### Input
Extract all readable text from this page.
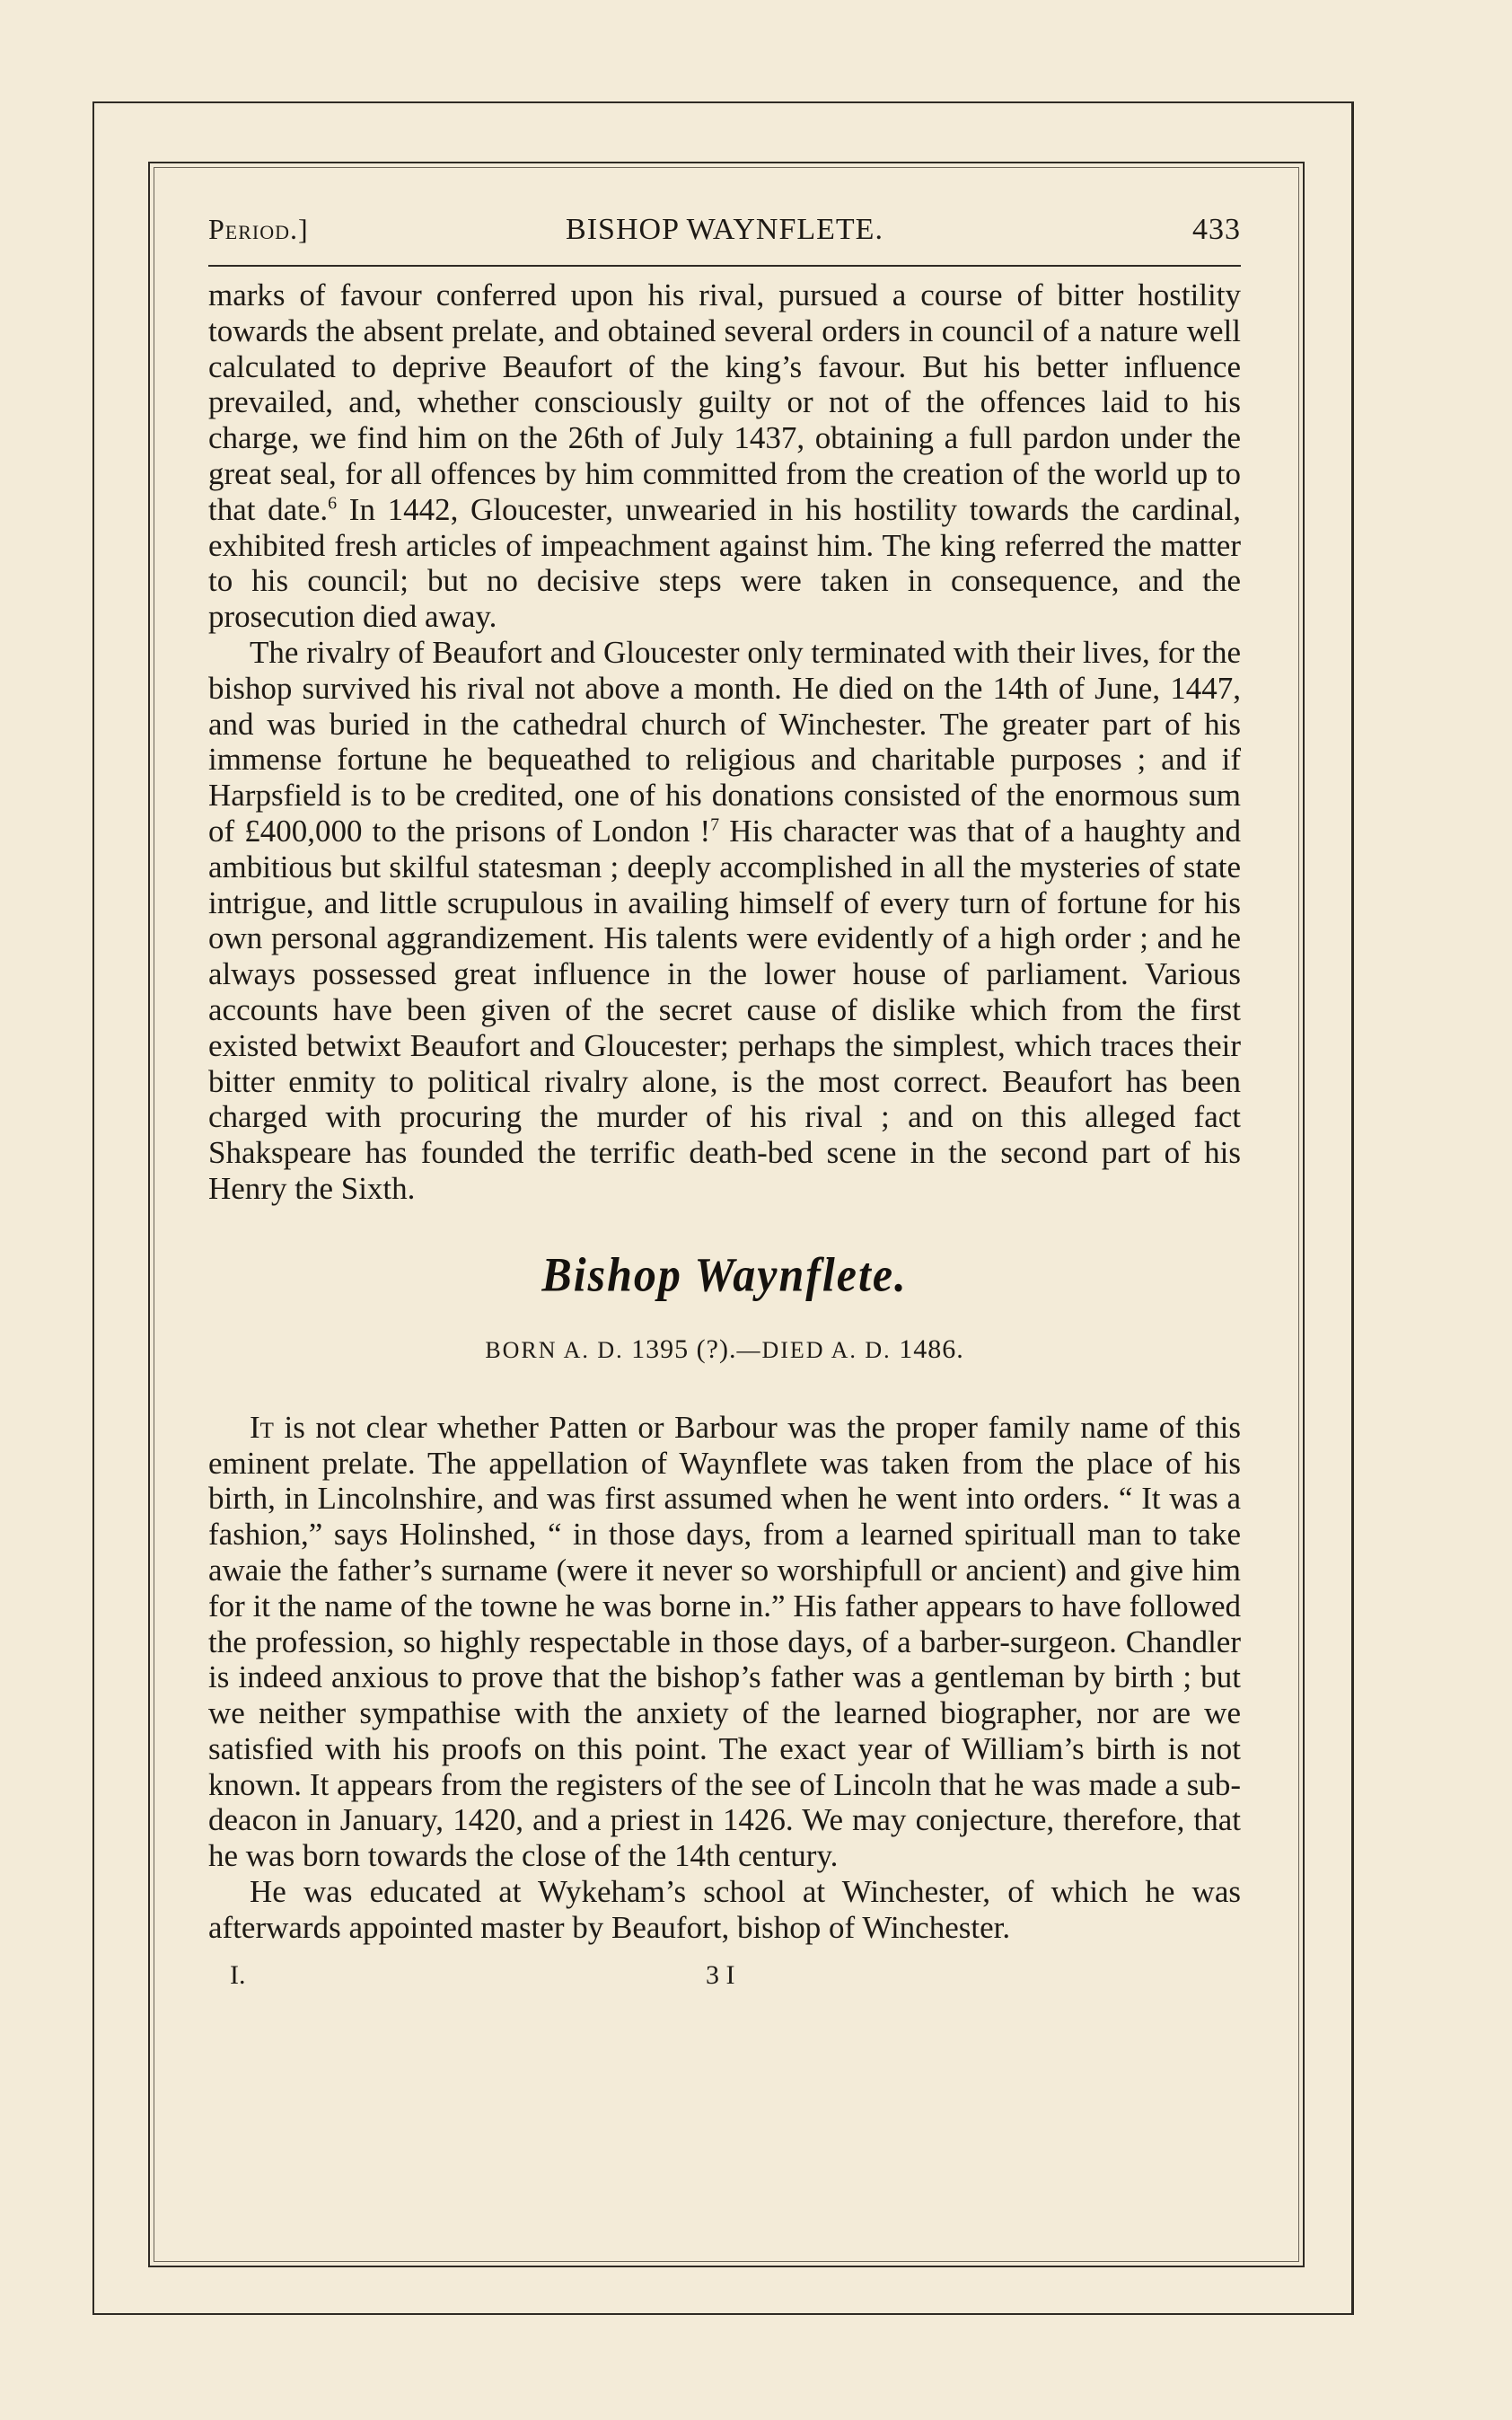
Period.]	BISHOP WAYNFLETE.	433

marks of favour conferred upon his rival, pursued a course of bitter hostility towards the absent prelate, and obtained several orders in council of a nature well calculated to deprive Beaufort of the king’s favour. But his better influence prevailed, and, whether consciously guilty or not of the offences laid to his charge, we find him on the 26th of July 1437, obtaining a full pardon under the great seal, for all offences by him committed from the creation of the world up to that date.$^6$ In 1442, Gloucester, unwearied in his hostility towards the cardinal, exhibited fresh articles of impeachment against him. The king referred the matter to his council; but no decisive steps were taken in consequence, and the prosecution died away.

The rivalry of Beaufort and Gloucester only terminated with their lives, for the bishop survived his rival not above a month. He died on the 14th of June, 1447, and was buried in the cathedral church of Winchester. The greater part of his immense fortune he bequeathed to religious and charitable purposes ; and if Harpsfield is to be credited, one of his donations consisted of the enormous sum of £400,000 to the prisons of London !$^7$ His character was that of a haughty and ambitious but skilful statesman ; deeply accomplished in all the mysteries of state intrigue, and little scrupulous in availing himself of every turn of fortune for his own personal aggrandizement. His talents were evidently of a high order ; and he always possessed great influence in the lower house of parliament. Various accounts have been given of the secret cause of dislike which from the first existed betwixt Beaufort and Gloucester; perhaps the simplest, which traces their bitter enmity to political rivalry alone, is the most correct. Beaufort has been charged with procuring the murder of his rival ; and on this alleged fact Shakspeare has founded the terrific death-bed scene in the second part of his Henry the Sixth.

Bishop Waynflete.
BORN A. D. 1395 (?).—DIED A. D. 1486.

It is not clear whether Patten or Barbour was the proper family name of this eminent prelate. The appellation of Waynflete was taken from the place of his birth, in Lincolnshire, and was first assumed when he went into orders. “ It was a fashion,” says Holinshed, “ in those days, from a learned spirituall man to take awaie the father’s surname (were it never so worshipfull or ancient) and give him for it the name of the towne he was borne in.” His father appears to have followed the profession, so highly respectable in those days, of a barber-surgeon. Chandler is indeed anxious to prove that the bishop’s father was a gentleman by birth ; but we neither sympathise with the anxiety of the learned biographer, nor are we satisfied with his proofs on this point. The exact year of William’s birth is not known. It appears from the registers of the see of Lincoln that he was made a sub-deacon in January, 1420, and a priest in 1426. We may conjecture, therefore, that he was born towards the close of the 14th century.

He was educated at Wykeham’s school at Winchester, of which he was afterwards appointed master by Beaufort, bishop of Winchester.

I.	3 I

### What needs to be done
Return the entries unchanged, save for the pictures, which do not belong in the copy.

### Result
Extract all readable text from this page.
Period.]	BISHOP WAYNFLETE.	433

marks of favour conferred upon his rival, pursued a course of bitter hostility towards the absent prelate, and obtained several orders in council of a nature well calculated to deprive Beaufort of the king’s favour. But his better influence prevailed, and, whether consciously guilty or not of the offences laid to his charge, we find him on the 26th of July 1437, obtaining a full pardon under the great seal, for all offences by him committed from the creation of the world up to that date.$^6$ In 1442, Gloucester, unwearied in his hostility towards the cardinal, exhibited fresh articles of impeachment against him. The king referred the matter to his council; but no decisive steps were taken in consequence, and the prosecution died away.

The rivalry of Beaufort and Gloucester only terminated with their lives, for the bishop survived his rival not above a month. He died on the 14th of June, 1447, and was buried in the cathedral church of Winchester. The greater part of his immense fortune he bequeathed to religious and charitable purposes ; and if Harpsfield is to be credited, one of his donations consisted of the enormous sum of £400,000 to the prisons of London !$^7$ His character was that of a haughty and ambitious but skilful statesman ; deeply accomplished in all the mysteries of state intrigue, and little scrupulous in availing himself of every turn of fortune for his own personal aggrandizement. His talents were evidently of a high order ; and he always possessed great influence in the lower house of parliament. Various accounts have been given of the secret cause of dislike which from the first existed betwixt Beaufort and Gloucester; perhaps the simplest, which traces their bitter enmity to political rivalry alone, is the most correct. Beaufort has been charged with procuring the murder of his rival ; and on this alleged fact Shakspeare has founded the terrific death-bed scene in the second part of his Henry the Sixth.

Bishop Waynflete.
BORN A. D. 1395 (?).—DIED A. D. 1486.

It is not clear whether Patten or Barbour was the proper family name of this eminent prelate. The appellation of Waynflete was taken from the place of his birth, in Lincolnshire, and was first assumed when he went into orders. “ It was a fashion,” says Holinshed, “ in those days, from a learned spirituall man to take awaie the father’s surname (were it never so worshipfull or ancient) and give him for it the name of the towne he was borne in.” His father appears to have followed the profession, so highly respectable in those days, of a barber-surgeon. Chandler is indeed anxious to prove that the bishop’s father was a gentleman by birth ; but we neither sympathise with the anxiety of the learned biographer, nor are we satisfied with his proofs on this point. The exact year of William’s birth is not known. It appears from the registers of the see of Lincoln that he was made a sub-deacon in January, 1420, and a priest in 1426. We may conjecture, therefore, that he was born towards the close of the 14th century.

He was educated at Wykeham’s school at Winchester, of which he was afterwards appointed master by Beaufort, bishop of Winchester.

I.	3 I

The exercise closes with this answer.